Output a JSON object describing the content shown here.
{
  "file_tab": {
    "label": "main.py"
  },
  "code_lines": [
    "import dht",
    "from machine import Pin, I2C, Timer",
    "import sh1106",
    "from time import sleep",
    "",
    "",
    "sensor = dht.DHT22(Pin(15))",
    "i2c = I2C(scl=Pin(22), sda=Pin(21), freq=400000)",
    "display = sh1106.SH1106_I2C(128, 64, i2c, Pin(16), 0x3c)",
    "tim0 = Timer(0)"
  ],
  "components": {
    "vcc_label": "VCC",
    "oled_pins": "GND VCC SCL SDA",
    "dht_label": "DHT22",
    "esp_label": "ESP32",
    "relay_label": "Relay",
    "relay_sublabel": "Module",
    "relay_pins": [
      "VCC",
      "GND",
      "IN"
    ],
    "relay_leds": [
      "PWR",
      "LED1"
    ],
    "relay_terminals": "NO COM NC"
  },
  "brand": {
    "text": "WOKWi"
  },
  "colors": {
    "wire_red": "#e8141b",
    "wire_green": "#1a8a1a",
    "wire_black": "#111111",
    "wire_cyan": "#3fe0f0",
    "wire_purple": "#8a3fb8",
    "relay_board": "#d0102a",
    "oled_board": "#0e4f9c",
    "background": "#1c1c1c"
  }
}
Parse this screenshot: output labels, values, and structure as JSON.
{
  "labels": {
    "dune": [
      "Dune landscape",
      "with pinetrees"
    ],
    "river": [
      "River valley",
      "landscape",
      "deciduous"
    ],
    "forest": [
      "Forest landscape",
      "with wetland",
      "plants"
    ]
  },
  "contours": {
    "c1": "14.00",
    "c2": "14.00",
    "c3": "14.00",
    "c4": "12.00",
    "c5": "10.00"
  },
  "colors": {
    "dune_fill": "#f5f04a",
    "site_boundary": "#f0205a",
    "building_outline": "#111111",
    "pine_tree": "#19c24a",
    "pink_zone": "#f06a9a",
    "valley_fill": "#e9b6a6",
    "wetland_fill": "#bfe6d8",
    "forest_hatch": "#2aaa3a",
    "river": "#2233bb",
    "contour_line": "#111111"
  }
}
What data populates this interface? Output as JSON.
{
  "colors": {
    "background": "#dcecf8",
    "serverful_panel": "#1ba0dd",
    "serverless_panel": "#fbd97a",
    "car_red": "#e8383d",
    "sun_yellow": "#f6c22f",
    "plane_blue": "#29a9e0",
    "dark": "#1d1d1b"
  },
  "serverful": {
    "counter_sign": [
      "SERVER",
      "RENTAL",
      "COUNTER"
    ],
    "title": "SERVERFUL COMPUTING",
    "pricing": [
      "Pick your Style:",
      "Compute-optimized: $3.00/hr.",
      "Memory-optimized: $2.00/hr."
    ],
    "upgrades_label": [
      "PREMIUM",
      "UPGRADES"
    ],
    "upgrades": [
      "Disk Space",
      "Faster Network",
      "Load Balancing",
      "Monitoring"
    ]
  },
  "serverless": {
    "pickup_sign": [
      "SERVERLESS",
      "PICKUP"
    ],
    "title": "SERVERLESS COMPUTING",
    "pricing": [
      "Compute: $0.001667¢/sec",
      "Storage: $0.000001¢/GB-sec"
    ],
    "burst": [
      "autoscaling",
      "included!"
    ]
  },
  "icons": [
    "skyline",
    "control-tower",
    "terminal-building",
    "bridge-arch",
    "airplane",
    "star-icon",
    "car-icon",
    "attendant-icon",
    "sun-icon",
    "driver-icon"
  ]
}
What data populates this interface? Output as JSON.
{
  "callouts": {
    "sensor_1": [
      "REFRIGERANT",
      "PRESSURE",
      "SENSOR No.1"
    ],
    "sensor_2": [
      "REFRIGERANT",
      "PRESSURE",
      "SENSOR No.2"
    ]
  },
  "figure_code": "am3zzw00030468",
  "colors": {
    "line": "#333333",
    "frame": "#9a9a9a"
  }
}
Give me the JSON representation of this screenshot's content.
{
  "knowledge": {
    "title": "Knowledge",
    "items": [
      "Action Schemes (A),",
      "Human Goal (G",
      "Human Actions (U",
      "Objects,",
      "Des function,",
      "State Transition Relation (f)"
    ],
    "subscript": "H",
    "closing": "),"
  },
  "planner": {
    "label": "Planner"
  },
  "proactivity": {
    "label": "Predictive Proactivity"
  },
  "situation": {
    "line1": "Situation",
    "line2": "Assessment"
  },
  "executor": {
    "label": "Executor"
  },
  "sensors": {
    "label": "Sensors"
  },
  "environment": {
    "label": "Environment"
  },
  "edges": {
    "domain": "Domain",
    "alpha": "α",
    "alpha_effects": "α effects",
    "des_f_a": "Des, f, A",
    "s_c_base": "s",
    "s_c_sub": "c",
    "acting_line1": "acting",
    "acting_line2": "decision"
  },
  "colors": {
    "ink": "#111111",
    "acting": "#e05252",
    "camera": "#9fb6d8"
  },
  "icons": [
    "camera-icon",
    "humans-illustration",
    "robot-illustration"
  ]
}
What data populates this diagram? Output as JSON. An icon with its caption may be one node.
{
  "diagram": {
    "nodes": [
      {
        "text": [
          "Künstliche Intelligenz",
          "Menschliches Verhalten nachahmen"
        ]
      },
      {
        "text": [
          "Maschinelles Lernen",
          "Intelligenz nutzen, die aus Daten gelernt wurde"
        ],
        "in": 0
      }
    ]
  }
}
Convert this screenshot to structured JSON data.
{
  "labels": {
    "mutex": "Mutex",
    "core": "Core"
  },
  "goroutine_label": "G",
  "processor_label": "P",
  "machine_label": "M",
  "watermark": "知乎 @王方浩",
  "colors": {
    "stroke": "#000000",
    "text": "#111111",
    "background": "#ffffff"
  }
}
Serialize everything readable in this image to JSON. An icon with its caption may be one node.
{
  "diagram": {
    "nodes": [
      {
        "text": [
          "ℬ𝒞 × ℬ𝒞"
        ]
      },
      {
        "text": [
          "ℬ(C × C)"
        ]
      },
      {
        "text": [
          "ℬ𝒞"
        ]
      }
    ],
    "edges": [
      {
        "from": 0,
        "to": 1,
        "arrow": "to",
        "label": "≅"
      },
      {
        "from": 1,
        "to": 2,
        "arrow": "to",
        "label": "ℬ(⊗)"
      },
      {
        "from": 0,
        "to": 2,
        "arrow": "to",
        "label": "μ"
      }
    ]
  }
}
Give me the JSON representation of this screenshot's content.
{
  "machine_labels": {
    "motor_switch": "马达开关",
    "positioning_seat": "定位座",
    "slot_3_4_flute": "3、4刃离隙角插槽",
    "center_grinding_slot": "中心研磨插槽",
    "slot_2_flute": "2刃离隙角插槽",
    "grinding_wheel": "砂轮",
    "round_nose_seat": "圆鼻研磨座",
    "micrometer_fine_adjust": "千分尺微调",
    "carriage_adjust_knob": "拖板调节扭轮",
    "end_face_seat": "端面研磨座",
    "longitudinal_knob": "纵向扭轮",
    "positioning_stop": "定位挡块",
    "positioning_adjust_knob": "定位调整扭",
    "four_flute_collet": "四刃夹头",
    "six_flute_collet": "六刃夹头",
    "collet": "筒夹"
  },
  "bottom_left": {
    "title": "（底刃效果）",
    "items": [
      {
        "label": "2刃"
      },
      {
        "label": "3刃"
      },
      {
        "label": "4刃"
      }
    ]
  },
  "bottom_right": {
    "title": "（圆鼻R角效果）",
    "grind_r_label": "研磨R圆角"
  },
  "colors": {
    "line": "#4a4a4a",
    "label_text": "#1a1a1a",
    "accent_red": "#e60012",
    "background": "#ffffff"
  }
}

— AIM OF THE EXERCISE —
Pull out each record as written and restate it exactly.

— EXPECTED ANSWER —
Output a JSON object describing the content shown here.
{
  "file_tab": {
    "label": "main.py"
  },
  "code_lines": [
    "import dht",
    "from machine import Pin, I2C, Timer",
    "import sh1106",
    "from time import sleep",
    "",
    "",
    "sensor = dht.DHT22(Pin(15))",
    "i2c = I2C(scl=Pin(22), sda=Pin(21), freq=400000)",
    "display = sh1106.SH1106_I2C(128, 64, i2c, Pin(16), 0x3c)",
    "tim0 = Timer(0)"
  ],
  "components": {
    "vcc_label": "VCC",
    "oled_pins": "GND VCC SCL SDA",
    "dht_label": "DHT22",
    "esp_label": "ESP32",
    "relay_label": "Relay",
    "relay_sublabel": "Module",
    "relay_pins": [
      "VCC",
      "GND",
      "IN"
    ],
    "relay_leds": [
      "PWR",
      "LED1"
    ],
    "relay_terminals": "NO COM NC"
  },
  "brand": {
    "text": "WOKWi"
  },
  "colors": {
    "wire_red": "#e8141b",
    "wire_green": "#1a8a1a",
    "wire_black": "#111111",
    "wire_cyan": "#3fe0f0",
    "wire_purple": "#8a3fb8",
    "relay_board": "#d0102a",
    "oled_board": "#0e4f9c",
    "background": "#1c1c1c"
  }
}
Parse this screenshot: output labels, values, and structure as JSON.
{
  "labels": {
    "dune": [
      "Dune landscape",
      "with pinetrees"
    ],
    "river": [
      "River valley",
      "landscape",
      "deciduous"
    ],
    "forest": [
      "Forest landscape",
      "with wetland",
      "plants"
    ]
  },
  "contours": {
    "c1": "14.00",
    "c2": "14.00",
    "c3": "14.00",
    "c4": "12.00",
    "c5": "10.00"
  },
  "colors": {
    "dune_fill": "#f5f04a",
    "site_boundary": "#f0205a",
    "building_outline": "#111111",
    "pine_tree": "#19c24a",
    "pink_zone": "#f06a9a",
    "valley_fill": "#e9b6a6",
    "wetland_fill": "#bfe6d8",
    "forest_hatch": "#2aaa3a",
    "river": "#2233bb",
    "contour_line": "#111111"
  }
}
What data populates this interface? Output as JSON.
{
  "colors": {
    "background": "#dcecf8",
    "serverful_panel": "#1ba0dd",
    "serverless_panel": "#fbd97a",
    "car_red": "#e8383d",
    "sun_yellow": "#f6c22f",
    "plane_blue": "#29a9e0",
    "dark": "#1d1d1b"
  },
  "serverful": {
    "counter_sign": [
      "SERVER",
      "RENTAL",
      "COUNTER"
    ],
    "title": "SERVERFUL COMPUTING",
    "pricing": [
      "Pick your Style:",
      "Compute-optimized: $3.00/hr.",
      "Memory-optimized: $2.00/hr."
    ],
    "upgrades_label": [
      "PREMIUM",
      "UPGRADES"
    ],
    "upgrades": [
      "Disk Space",
      "Faster Network",
      "Load Balancing",
      "Monitoring"
    ]
  },
  "serverless": {
    "pickup_sign": [
      "SERVERLESS",
      "PICKUP"
    ],
    "title": "SERVERLESS COMPUTING",
    "pricing": [
      "Compute: $0.001667¢/sec",
      "Storage: $0.000001¢/GB-sec"
    ],
    "burst": [
      "autoscaling",
      "included!"
    ]
  },
  "icons": [
    "skyline",
    "control-tower",
    "terminal-building",
    "bridge-arch",
    "airplane",
    "star-icon",
    "car-icon",
    "attendant-icon",
    "sun-icon",
    "driver-icon"
  ]
}
What data populates this interface? Output as JSON.
{
  "callouts": {
    "sensor_1": [
      "REFRIGERANT",
      "PRESSURE",
      "SENSOR No.1"
    ],
    "sensor_2": [
      "REFRIGERANT",
      "PRESSURE",
      "SENSOR No.2"
    ]
  },
  "figure_code": "am3zzw00030468",
  "colors": {
    "line": "#333333",
    "frame": "#9a9a9a"
  }
}
Give me the JSON representation of this screenshot's content.
{
  "knowledge": {
    "title": "Knowledge",
    "items": [
      "Action Schemes (A),",
      "Human Goal (G",
      "Human Actions (U",
      "Objects,",
      "Des function,",
      "State Transition Relation (f)"
    ],
    "subscript": "H",
    "closing": "),"
  },
  "planner": {
    "label": "Planner"
  },
  "proactivity": {
    "label": "Predictive Proactivity"
  },
  "situation": {
    "line1": "Situation",
    "line2": "Assessment"
  },
  "executor": {
    "label": "Executor"
  },
  "sensors": {
    "label": "Sensors"
  },
  "environment": {
    "label": "Environment"
  },
  "edges": {
    "domain": "Domain",
    "alpha": "α",
    "alpha_effects": "α effects",
    "des_f_a": "Des, f, A",
    "s_c_base": "s",
    "s_c_sub": "c",
    "acting_line1": "acting",
    "acting_line2": "decision"
  },
  "colors": {
    "ink": "#111111",
    "acting": "#e05252",
    "camera": "#9fb6d8"
  },
  "icons": [
    "camera-icon",
    "humans-illustration",
    "robot-illustration"
  ]
}
What data populates this diagram? Output as JSON. An icon with its caption may be one node.
{
  "diagram": {
    "nodes": [
      {
        "text": [
          "Künstliche Intelligenz",
          "Menschliches Verhalten nachahmen"
        ]
      },
      {
        "text": [
          "Maschinelles Lernen",
          "Intelligenz nutzen, die aus Daten gelernt wurde"
        ],
        "in": 0
      }
    ]
  }
}
Convert this screenshot to structured JSON data.
{
  "labels": {
    "mutex": "Mutex",
    "core": "Core"
  },
  "goroutine_label": "G",
  "processor_label": "P",
  "machine_label": "M",
  "watermark": "知乎 @王方浩",
  "colors": {
    "stroke": "#000000",
    "text": "#111111",
    "background": "#ffffff"
  }
}
Serialize everything readable in this image to JSON. An icon with its caption may be one node.
{
  "diagram": {
    "nodes": [
      {
        "text": [
          "ℬ𝒞 × ℬ𝒞"
        ]
      },
      {
        "text": [
          "ℬ(C × C)"
        ]
      },
      {
        "text": [
          "ℬ𝒞"
        ]
      }
    ],
    "edges": [
      {
        "from": 0,
        "to": 1,
        "arrow": "to",
        "label": "≅"
      },
      {
        "from": 1,
        "to": 2,
        "arrow": "to",
        "label": "ℬ(⊗)"
      },
      {
        "from": 0,
        "to": 2,
        "arrow": "to",
        "label": "μ"
      }
    ]
  }
}
Give me the JSON representation of this screenshot's content.
{
  "machine_labels": {
    "motor_switch": "马达开关",
    "positioning_seat": "定位座",
    "slot_3_4_flute": "3、4刃离隙角插槽",
    "center_grinding_slot": "中心研磨插槽",
    "slot_2_flute": "2刃离隙角插槽",
    "grinding_wheel": "砂轮",
    "round_nose_seat": "圆鼻研磨座",
    "micrometer_fine_adjust": "千分尺微调",
    "carriage_adjust_knob": "拖板调节扭轮",
    "end_face_seat": "端面研磨座",
    "longitudinal_knob": "纵向扭轮",
    "positioning_stop": "定位挡块",
    "positioning_adjust_knob": "定位调整扭",
    "four_flute_collet": "四刃夹头",
    "six_flute_collet": "六刃夹头",
    "collet": "筒夹"
  },
  "bottom_left": {
    "title": "（底刃效果）",
    "items": [
      {
        "label": "2刃"
      },
      {
        "label": "3刃"
      },
      {
        "label": "4刃"
      }
    ]
  },
  "bottom_right": {
    "title": "（圆鼻R角效果）",
    "grind_r_label": "研磨R圆角"
  },
  "colors": {
    "line": "#4a4a4a",
    "label_text": "#1a1a1a",
    "accent_red": "#e60012",
    "background": "#ffffff"
  }
}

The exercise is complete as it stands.